*Task statement:*
Without the pictures, give the entries below again exactly as written.

___ Provided records ___

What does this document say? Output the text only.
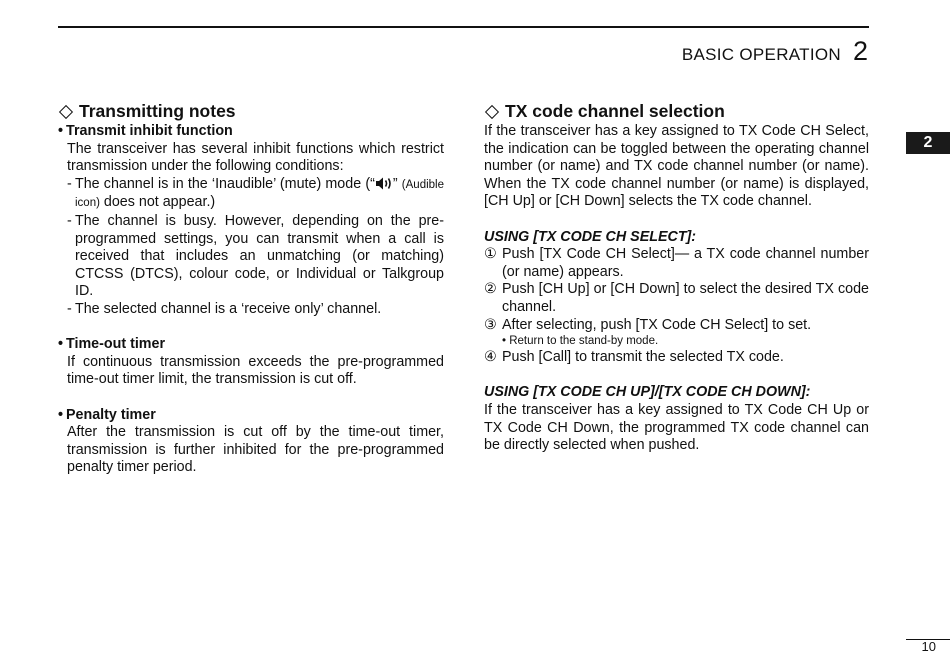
BASIC OPERATION 2
2
Transmitting notes
• Transmit inhibit function
The transceiver has several inhibit functions which restrict transmission under the following conditions:
- The channel is in the ‘Inaudible’ (mute) mode (“ ” (Audible icon) does not appear.)
- The channel is busy. However, depending on the pre-programmed settings, you can transmit when a call is received that includes an unmatching (or matching) CTCSS (DTCS), colour code, or Individual or Talkgroup ID.
- The selected channel is a ‘receive only’ channel.
• Time-out timer
If continuous transmission exceeds the pre-programmed time-out timer limit, the transmission is cut off.
• Penalty timer
After the transmission is cut off by the time-out timer, transmission is further inhibited for the pre-programmed penalty timer period.
TX code channel selection
If the transceiver has a key assigned to TX Code CH Select, the indication can be toggled between the operating channel number (or name) and TX code channel number (or name). When the TX code channel number (or name) is displayed, [CH Up] or [CH Down] selects the TX code channel.
USING [TX CODE CH SELECT]:
① Push [TX Code CH Select]— a TX code channel number (or name) appears.
② Push [CH Up] or [CH Down] to select the desired TX code channel.
③ After selecting, push [TX Code CH Select] to set.
• Return to the stand-by mode.
④ Push [Call] to transmit the selected TX code.
USING [TX CODE CH UP]/[TX CODE CH DOWN]:
If the transceiver has a key assigned to TX Code CH Up or TX Code CH Down, the programmed TX code channel can be directly selected when pushed.
10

___

*Exercise answer:*
What does this document say? Output the text only.
BASIC OPERATION 2
2
Transmitting notes
• Transmit inhibit function
The transceiver has several inhibit functions which restrict transmission under the following conditions:
- The channel is in the ‘Inaudible’ (mute) mode (“ ” (Audible icon) does not appear.)
- The channel is busy. However, depending on the pre-programmed settings, you can transmit when a call is received that includes an unmatching (or matching) CTCSS (DTCS), colour code, or Individual or Talkgroup ID.
- The selected channel is a ‘receive only’ channel.
• Time-out timer
If continuous transmission exceeds the pre-programmed time-out timer limit, the transmission is cut off.
• Penalty timer
After the transmission is cut off by the time-out timer, transmission is further inhibited for the pre-programmed penalty timer period.
TX code channel selection
If the transceiver has a key assigned to TX Code CH Select, the indication can be toggled between the operating channel number (or name) and TX code channel number (or name). When the TX code channel number (or name) is displayed, [CH Up] or [CH Down] selects the TX code channel.
USING [TX CODE CH SELECT]:
① Push [TX Code CH Select]— a TX code channel number (or name) appears.
② Push [CH Up] or [CH Down] to select the desired TX code channel.
③ After selecting, push [TX Code CH Select] to set.
• Return to the stand-by mode.
④ Push [Call] to transmit the selected TX code.
USING [TX CODE CH UP]/[TX CODE CH DOWN]:
If the transceiver has a key assigned to TX Code CH Up or TX Code CH Down, the programmed TX code channel can be directly selected when pushed.
10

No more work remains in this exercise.